§ WHAT THIS TASK INVOLVES:
From the listing below, extract every line containing "교과목을".

§ DATASET CONTENT:

-- start --

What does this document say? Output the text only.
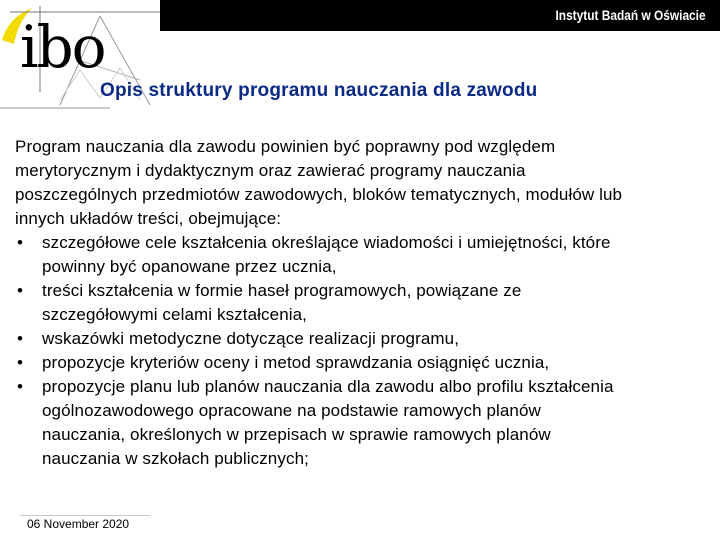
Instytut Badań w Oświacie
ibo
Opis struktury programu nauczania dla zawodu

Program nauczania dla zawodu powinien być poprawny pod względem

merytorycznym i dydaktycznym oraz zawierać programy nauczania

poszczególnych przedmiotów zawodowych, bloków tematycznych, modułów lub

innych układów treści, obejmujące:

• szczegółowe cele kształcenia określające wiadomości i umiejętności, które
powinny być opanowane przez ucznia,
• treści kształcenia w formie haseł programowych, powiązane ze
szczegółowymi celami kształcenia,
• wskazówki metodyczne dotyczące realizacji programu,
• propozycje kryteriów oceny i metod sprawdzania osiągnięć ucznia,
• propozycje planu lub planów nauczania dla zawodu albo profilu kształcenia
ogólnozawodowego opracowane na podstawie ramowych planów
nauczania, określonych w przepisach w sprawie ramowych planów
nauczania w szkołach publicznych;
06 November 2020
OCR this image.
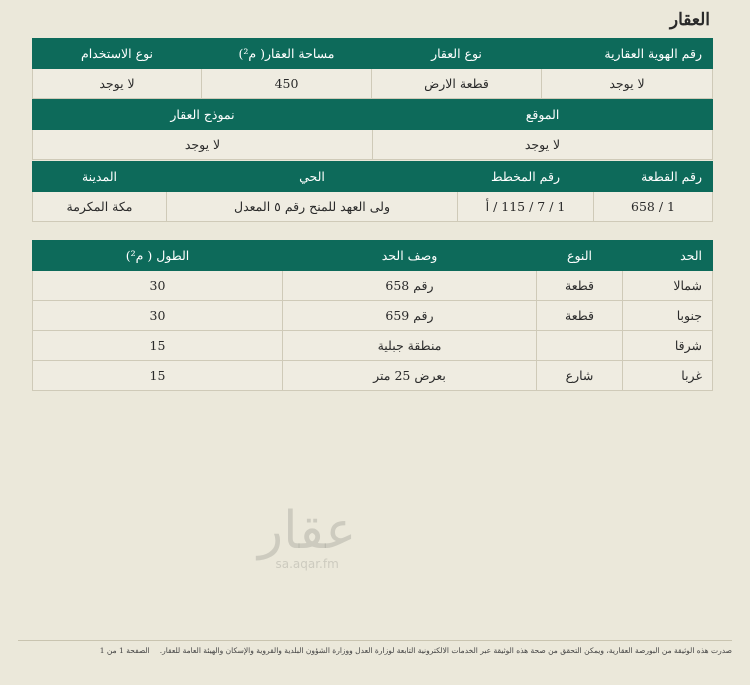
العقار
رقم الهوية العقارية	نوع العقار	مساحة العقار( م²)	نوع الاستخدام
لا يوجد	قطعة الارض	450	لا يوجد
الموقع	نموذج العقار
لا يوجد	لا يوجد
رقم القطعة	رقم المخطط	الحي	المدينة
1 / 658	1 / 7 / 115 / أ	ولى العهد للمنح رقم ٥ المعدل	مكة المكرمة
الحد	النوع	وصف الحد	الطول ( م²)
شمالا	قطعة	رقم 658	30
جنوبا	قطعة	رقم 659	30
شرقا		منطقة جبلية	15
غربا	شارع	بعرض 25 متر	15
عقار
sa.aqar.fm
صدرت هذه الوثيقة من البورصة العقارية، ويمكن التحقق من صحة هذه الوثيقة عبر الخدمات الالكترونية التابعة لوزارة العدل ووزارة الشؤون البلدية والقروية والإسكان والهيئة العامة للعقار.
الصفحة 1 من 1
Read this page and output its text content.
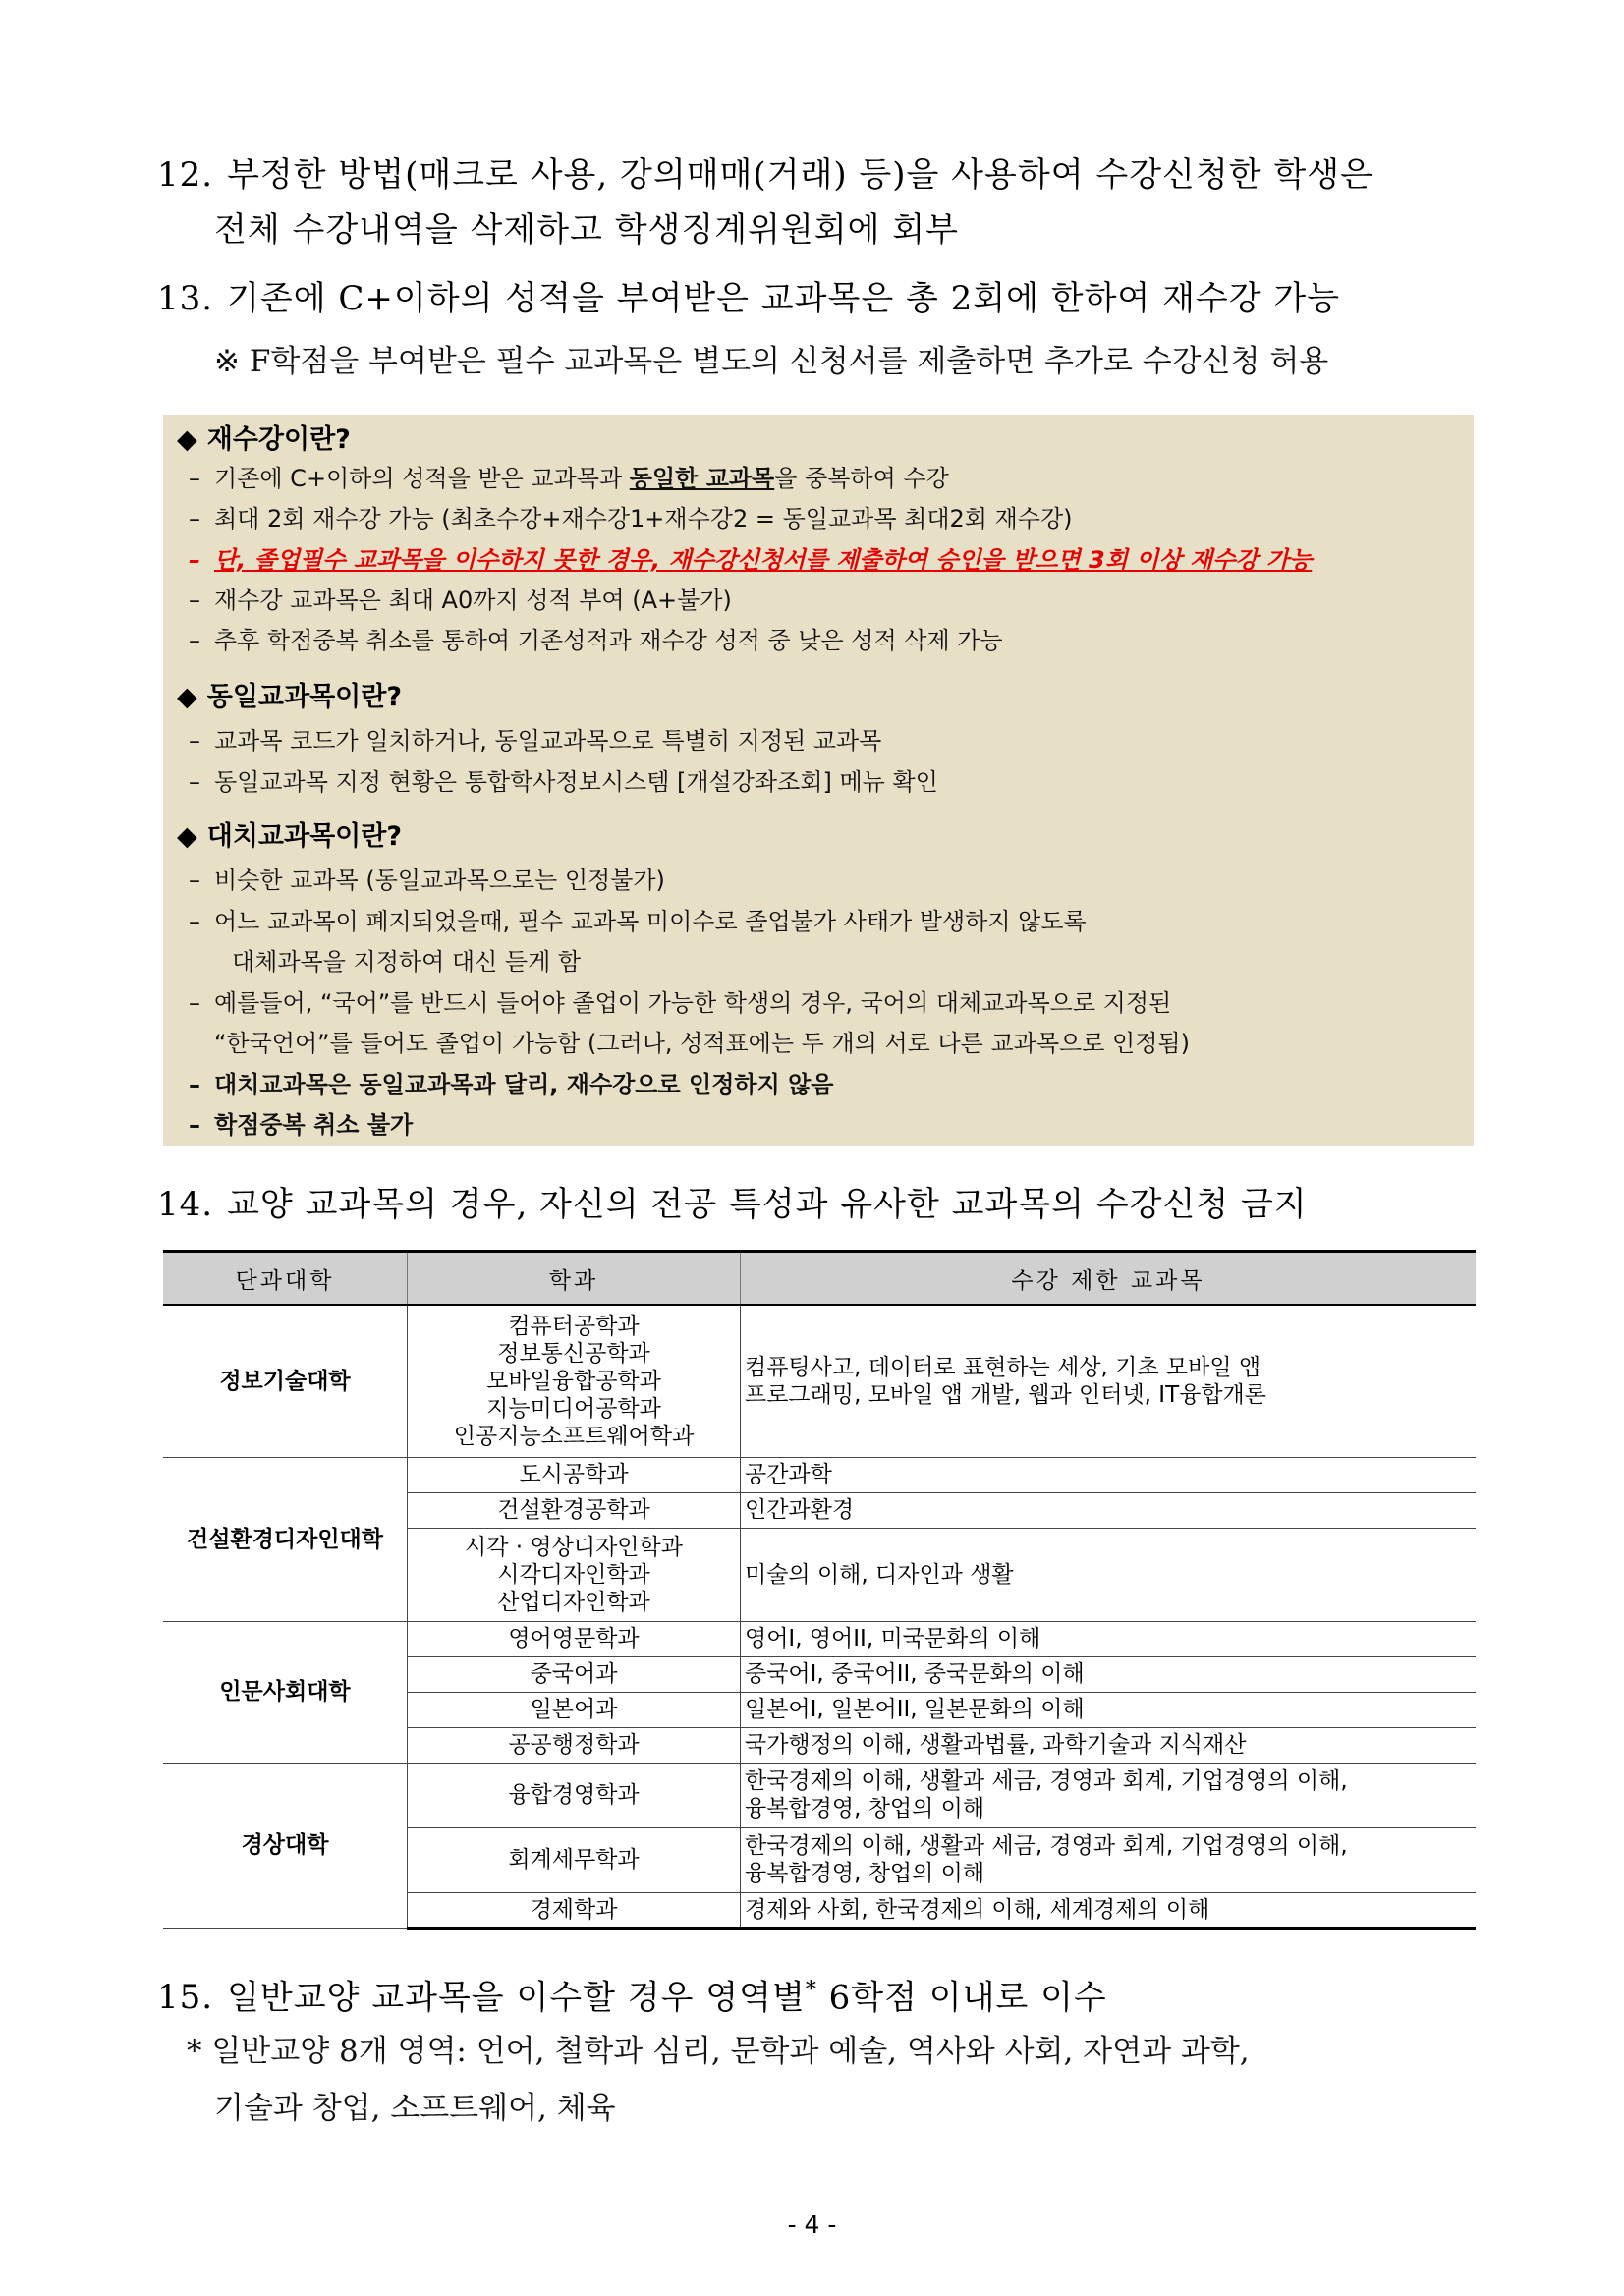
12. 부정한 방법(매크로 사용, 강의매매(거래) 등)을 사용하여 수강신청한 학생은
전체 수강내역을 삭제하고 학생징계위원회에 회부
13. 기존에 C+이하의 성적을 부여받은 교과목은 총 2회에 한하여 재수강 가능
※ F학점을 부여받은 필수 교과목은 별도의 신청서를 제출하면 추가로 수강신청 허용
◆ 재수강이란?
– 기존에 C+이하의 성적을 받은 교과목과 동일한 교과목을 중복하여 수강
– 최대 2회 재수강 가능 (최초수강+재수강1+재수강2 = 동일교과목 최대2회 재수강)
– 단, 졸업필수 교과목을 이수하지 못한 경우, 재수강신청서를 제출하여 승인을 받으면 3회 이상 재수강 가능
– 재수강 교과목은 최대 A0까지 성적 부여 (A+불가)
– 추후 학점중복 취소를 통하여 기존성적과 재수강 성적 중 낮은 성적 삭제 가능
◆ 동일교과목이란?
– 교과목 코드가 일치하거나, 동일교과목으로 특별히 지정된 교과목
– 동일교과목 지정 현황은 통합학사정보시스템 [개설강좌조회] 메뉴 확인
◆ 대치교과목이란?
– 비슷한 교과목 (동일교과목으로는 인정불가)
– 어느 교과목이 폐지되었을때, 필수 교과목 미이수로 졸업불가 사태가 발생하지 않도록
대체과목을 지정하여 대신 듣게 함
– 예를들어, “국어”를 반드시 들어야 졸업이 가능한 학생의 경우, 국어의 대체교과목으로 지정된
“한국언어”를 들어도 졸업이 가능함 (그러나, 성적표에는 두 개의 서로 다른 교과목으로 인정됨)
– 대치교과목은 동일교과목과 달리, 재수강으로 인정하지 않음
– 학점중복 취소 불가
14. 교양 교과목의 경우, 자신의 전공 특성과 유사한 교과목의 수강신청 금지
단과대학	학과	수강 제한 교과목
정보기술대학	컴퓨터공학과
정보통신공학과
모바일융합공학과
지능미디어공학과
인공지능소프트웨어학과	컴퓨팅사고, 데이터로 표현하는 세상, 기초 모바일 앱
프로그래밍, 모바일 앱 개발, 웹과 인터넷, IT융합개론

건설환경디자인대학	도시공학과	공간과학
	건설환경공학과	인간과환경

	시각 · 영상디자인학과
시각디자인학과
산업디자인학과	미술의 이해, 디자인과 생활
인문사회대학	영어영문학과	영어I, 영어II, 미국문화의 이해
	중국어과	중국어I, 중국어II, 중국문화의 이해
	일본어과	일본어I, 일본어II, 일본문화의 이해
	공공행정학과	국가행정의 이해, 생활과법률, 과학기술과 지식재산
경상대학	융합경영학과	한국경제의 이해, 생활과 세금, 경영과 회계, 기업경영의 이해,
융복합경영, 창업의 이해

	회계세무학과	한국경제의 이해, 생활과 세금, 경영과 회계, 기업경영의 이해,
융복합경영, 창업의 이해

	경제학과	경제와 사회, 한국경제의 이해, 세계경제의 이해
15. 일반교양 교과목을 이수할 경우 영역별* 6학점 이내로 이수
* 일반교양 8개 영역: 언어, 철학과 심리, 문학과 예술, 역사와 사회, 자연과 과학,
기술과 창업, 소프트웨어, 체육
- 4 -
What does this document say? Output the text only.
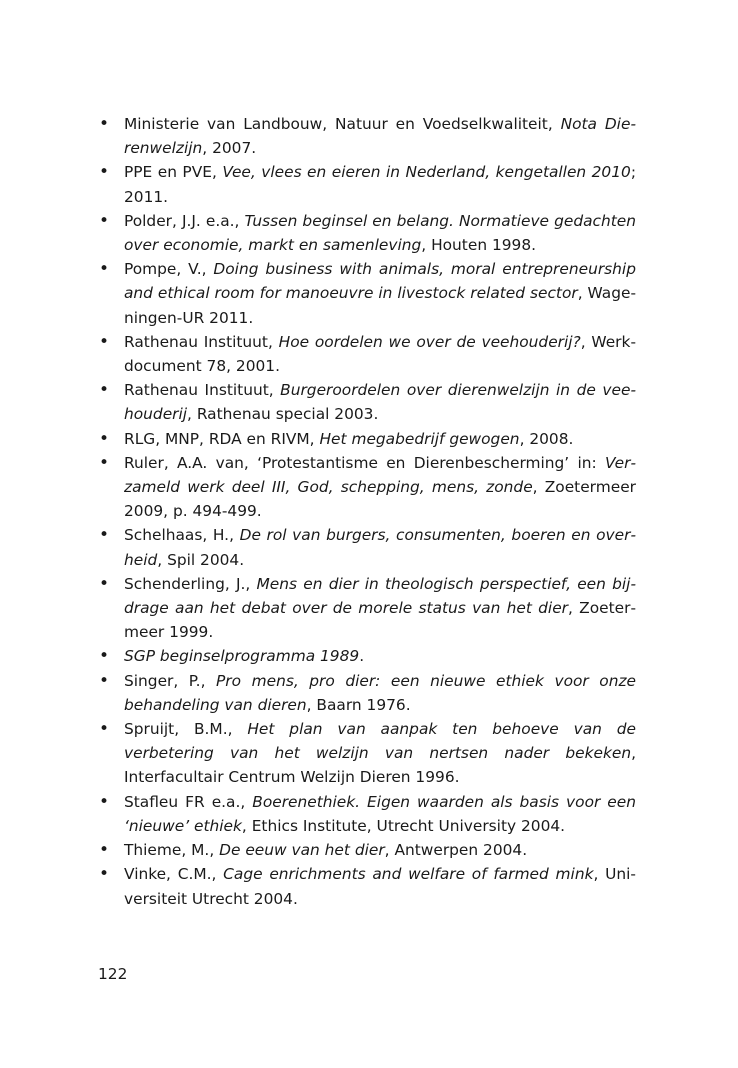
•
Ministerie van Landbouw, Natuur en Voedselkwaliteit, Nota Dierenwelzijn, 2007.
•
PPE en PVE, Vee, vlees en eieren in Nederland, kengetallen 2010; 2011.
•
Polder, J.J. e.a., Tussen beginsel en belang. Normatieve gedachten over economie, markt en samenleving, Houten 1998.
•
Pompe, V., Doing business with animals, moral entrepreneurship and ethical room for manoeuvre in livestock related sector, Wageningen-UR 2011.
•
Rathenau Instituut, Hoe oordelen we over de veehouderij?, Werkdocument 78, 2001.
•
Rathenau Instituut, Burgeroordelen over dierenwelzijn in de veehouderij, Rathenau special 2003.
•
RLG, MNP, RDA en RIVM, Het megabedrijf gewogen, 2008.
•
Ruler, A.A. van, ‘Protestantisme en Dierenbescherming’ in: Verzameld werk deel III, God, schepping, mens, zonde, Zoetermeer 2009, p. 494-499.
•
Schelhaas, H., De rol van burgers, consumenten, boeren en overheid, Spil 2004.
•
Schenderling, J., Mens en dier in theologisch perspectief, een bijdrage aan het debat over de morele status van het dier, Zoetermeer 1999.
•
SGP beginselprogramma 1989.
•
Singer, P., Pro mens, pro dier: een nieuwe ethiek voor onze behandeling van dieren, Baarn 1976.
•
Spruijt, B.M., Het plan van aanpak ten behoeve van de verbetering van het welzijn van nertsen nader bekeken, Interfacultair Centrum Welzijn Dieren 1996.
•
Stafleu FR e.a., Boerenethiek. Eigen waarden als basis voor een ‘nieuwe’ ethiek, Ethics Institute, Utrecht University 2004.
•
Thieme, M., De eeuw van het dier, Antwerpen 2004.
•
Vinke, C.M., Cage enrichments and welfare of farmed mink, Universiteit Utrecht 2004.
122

-- end --

§ EXERCISE SOLUTION:
– 기존에 C+이하의 성적을 받은 교과목과 동일한 교과목을 중복하여 수강
– 단, 졸업필수 교과목을 이수하지 못한 경우, 재수강신청서를 제출하여 승인을 받으면 3회 이상 재수강 가능
15. 일반교양 교과목을 이수할 경우 영역별* 6학점 이내로 이수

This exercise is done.